- _Instruction_: Across the listing below, count the lines that mention the string "вычисляем". Reply with the figure only.

☆ ☆ ☆

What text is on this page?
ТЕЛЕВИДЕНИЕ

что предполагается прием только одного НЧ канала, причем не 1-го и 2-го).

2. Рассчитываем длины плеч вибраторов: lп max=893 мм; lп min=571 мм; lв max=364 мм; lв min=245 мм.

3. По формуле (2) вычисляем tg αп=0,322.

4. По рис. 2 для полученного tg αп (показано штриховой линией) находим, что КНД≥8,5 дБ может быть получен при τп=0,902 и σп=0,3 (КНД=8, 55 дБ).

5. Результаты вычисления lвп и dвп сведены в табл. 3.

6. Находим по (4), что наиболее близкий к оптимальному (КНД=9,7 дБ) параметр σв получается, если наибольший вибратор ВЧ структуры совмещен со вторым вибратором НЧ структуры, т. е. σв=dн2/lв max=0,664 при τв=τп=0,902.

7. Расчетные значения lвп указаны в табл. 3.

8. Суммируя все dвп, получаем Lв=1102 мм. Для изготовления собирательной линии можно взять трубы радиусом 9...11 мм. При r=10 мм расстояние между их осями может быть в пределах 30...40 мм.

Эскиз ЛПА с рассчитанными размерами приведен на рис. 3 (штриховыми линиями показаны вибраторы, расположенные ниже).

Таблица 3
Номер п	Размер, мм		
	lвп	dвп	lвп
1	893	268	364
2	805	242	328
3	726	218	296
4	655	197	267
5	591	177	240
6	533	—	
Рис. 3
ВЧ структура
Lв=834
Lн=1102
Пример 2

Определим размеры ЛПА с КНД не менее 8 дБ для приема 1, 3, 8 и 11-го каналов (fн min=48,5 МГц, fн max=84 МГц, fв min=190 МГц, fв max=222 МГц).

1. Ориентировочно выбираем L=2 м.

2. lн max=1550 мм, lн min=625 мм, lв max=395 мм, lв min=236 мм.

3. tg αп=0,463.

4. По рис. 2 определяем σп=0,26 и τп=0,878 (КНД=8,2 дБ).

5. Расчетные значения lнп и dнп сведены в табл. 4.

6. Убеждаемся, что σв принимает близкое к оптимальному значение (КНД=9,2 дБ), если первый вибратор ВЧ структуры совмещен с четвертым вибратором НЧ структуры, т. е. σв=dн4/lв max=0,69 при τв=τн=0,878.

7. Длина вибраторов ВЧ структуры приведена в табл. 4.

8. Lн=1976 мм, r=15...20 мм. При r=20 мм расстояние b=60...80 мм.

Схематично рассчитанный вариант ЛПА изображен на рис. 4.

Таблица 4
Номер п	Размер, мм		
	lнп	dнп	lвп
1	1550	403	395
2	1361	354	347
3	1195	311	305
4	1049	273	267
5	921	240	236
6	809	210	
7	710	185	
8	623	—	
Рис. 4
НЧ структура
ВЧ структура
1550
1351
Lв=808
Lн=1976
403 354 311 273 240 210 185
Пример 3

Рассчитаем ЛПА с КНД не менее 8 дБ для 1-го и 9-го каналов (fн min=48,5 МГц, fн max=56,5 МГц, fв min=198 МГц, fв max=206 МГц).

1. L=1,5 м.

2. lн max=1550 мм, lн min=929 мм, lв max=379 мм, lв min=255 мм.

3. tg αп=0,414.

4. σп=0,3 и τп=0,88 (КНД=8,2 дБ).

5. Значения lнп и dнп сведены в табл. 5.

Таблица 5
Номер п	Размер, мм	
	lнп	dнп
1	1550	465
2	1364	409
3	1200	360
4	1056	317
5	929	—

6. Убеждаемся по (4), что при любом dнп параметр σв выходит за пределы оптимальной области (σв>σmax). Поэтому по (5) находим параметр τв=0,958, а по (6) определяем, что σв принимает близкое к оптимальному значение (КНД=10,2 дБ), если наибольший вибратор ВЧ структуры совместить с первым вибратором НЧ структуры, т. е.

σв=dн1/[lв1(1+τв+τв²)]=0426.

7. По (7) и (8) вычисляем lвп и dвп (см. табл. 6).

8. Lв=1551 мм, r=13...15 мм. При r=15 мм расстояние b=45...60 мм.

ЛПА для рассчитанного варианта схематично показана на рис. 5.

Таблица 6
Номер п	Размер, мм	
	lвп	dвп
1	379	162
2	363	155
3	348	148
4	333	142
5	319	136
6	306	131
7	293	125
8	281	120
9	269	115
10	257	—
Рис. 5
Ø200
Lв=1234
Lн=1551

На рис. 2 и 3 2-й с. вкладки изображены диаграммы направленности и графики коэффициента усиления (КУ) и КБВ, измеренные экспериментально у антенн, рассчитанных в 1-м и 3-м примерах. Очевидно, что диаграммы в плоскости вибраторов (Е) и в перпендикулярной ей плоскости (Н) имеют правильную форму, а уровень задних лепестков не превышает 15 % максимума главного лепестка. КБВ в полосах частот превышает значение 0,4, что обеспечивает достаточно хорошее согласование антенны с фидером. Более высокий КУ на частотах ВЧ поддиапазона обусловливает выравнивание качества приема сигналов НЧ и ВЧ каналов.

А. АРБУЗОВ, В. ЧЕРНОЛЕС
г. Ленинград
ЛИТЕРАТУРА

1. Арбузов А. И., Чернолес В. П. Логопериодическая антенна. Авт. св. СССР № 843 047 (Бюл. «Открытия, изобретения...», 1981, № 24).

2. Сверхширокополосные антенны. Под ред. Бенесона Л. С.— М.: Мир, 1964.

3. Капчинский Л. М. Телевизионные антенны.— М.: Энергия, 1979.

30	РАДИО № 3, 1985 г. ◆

☆ ☆ ☆

- _Reply_: 2